++++ TEXTAUSZUG ++++

Hellen Bühler und Nikola Giek unterstützen die achtjährige Nachwuchsturnerin Gemma-Lee. Foto: privat/Nikola Giek

Neun Wochen lang haben Hellen Bühler und Nikola Giek aus Weinstadt in Namibia Sportunterricht gegeben. Jetzt übernehmen sie eine Patenschaft.

Otjiwarongo und Swakopmund, das sind die Stationen in Namibia gewesen, an denen im Herbst des vergangenen Jahres zwei angehende Sportpädagogen und aktive Turntrainer der SG Weinstadt im Rahmen eines Austauschprogramms Sportunterricht unter ganz besonderen Bedingungen gegeben haben. Ein Resultat dessen, was sie im Rahmen des Projektes unter dem Motto „Turnerlebnis Namibia“ erlebt und als Bericht auch dem Deutschen Turnerbund (DTB) zur Verfügung gestellt haben: Hellen Bühler und Nikola Giek werden zusammen mit den Betreuern des SG-Zeltlagers Edelmannshof eine Sportpatenschaft für eines der Kinder übernehmen, die sie im Herbst in Namibia sportlich betreut haben.

++++ DATEN ++++

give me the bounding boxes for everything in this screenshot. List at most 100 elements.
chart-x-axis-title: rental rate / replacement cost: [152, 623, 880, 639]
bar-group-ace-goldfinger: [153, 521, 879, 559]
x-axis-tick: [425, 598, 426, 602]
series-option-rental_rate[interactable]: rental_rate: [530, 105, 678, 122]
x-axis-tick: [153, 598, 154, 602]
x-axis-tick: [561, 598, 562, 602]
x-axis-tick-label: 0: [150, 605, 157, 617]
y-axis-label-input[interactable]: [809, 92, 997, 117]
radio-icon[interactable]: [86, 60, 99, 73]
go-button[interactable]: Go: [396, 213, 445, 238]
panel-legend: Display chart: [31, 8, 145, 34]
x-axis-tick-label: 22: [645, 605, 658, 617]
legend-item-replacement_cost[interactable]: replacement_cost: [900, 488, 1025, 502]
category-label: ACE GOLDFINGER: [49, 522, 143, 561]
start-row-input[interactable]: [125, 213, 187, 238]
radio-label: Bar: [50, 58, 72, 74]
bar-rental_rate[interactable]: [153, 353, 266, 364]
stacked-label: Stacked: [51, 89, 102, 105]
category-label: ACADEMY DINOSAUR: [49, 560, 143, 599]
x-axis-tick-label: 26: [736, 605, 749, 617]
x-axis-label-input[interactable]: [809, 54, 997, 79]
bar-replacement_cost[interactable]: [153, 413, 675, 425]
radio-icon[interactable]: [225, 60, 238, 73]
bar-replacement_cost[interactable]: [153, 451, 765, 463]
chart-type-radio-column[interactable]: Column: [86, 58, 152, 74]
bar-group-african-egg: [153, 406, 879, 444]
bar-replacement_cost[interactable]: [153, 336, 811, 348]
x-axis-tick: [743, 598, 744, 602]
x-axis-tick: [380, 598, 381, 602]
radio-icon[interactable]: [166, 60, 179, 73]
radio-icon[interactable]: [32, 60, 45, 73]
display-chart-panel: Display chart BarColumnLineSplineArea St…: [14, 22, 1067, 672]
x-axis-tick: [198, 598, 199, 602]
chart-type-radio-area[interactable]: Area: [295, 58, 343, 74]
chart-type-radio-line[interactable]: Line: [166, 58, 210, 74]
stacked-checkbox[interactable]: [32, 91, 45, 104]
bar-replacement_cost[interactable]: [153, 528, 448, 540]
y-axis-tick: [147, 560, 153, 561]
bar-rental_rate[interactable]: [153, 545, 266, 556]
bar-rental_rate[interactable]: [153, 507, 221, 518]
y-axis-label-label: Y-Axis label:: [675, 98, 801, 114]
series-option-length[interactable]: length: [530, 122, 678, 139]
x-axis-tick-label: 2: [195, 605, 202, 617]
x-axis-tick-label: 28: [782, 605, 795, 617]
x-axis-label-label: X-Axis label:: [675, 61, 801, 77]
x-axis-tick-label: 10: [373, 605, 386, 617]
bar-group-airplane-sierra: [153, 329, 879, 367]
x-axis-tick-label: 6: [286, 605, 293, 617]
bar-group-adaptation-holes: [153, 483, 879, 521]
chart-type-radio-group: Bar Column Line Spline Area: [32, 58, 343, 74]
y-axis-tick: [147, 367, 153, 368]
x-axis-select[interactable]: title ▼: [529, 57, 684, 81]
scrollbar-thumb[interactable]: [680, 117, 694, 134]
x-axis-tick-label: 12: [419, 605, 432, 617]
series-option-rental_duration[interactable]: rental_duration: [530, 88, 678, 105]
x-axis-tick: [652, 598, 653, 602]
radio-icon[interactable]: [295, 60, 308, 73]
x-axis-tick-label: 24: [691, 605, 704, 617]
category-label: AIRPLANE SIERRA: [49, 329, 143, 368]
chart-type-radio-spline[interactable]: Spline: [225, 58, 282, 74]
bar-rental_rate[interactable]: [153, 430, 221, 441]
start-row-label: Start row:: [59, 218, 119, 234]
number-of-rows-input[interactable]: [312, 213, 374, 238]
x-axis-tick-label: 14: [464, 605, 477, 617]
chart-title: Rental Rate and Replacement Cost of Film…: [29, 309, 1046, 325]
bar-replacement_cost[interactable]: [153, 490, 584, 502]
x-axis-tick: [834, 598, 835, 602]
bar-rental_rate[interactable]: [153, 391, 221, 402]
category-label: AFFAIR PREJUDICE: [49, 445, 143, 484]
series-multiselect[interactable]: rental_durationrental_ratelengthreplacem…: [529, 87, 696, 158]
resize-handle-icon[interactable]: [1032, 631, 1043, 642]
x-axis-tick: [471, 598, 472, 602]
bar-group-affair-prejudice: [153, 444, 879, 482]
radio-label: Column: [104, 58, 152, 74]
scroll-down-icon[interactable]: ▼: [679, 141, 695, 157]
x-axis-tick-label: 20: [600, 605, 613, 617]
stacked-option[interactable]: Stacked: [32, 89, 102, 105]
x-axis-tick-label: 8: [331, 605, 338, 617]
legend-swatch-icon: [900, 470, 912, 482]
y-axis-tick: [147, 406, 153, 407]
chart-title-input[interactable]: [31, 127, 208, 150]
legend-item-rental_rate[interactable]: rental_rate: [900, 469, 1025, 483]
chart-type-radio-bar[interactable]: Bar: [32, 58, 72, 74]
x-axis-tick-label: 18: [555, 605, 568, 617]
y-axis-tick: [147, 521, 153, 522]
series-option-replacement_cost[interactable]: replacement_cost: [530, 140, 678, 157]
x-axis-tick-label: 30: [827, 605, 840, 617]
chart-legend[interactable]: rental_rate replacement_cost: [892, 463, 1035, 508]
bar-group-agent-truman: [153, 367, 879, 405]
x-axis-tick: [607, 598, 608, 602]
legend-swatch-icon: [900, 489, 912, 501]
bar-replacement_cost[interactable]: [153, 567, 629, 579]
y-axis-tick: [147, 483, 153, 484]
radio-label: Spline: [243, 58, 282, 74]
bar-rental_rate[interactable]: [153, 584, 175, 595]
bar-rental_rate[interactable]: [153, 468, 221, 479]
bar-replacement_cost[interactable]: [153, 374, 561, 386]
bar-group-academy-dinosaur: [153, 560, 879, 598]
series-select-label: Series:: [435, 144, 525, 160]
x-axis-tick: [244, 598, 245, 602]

++++

## [ZU BEARBEITENDE AUFGABEN]
(A) Beantworte anhand des Textauszugs folgende Fragen:
(i) Wie viele Wochen lang gaben Hellen Bühler und Nikola Giek in Namibia Sportunterricht?
(ii) An welchen beiden Stationen in Namibia unterrichteten sie?
(iii) Wie alt ist die Nachwuchsturnerin Gemma-Lee?
(B) Fasse den Absatz des Textauszugs, der mit „Otjiwarongo und Swakopmund“ beginnt, kürzer zusammen und behalte dabei die wesentlichen Fakten bei.
(C) Gib den Abschnitt des Textauszugs unverändert aus, der mit den Worten „Otjiwarongo und Swakopmund, das“ beginnt und mit „sportlich betreut haben.“ endet.

## [LÖSUNGEN]
(A)
(i) Neun Wochen.
(ii) Otjiwarongo und Swakopmund.
(iii) Acht Jahre.

(B) Im Herbst des Vorjahres gaben zwei angehende Sportpädagogen und aktive Turntrainer der SG Weinstadt im Rahmen eines Austauschprogramms in Otjiwarongo und Swakopmund (Namibia) Sportunterricht unter besonderen Bedingungen. Ihre Erlebnisse aus dem Projekt „Turnerlebnis Namibia“ stellten sie dem Deutschen Turnerbund (DTB) als Bericht zur Verfügung. Daraus resultiert eine Sportpatenschaft: Hellen Bühler und Nikola Giek übernehmen sie gemeinsam mit den Betreuern des SG-Zeltlagers Edelmannshof für eines der Kinder, die sie in Namibia sportlich betreut haben.

(C)
Otjiwarongo und Swakopmund, das sind die Stationen in Namibia gewesen, an denen im Herbst des vergangenen Jahres zwei angehende Sportpädagogen und aktive Turntrainer der SG Weinstadt im Rahmen eines Austauschprogramms Sportunterricht unter ganz besonderen Bedingungen gegeben haben. Ein Resultat dessen, was sie im Rahmen des Projektes unter dem Motto „Turnerlebnis Namibia“ erlebt und als Bericht auch dem Deutschen Turnerbund (DTB) zur Verfügung gestellt haben: Hellen Bühler und Nikola Giek werden zusammen mit den Betreuern des SG-Zeltlagers Edelmannshof eine Sportpatenschaft für eines der Kinder übernehmen, die sie im Herbst in Namibia sportlich betreut haben.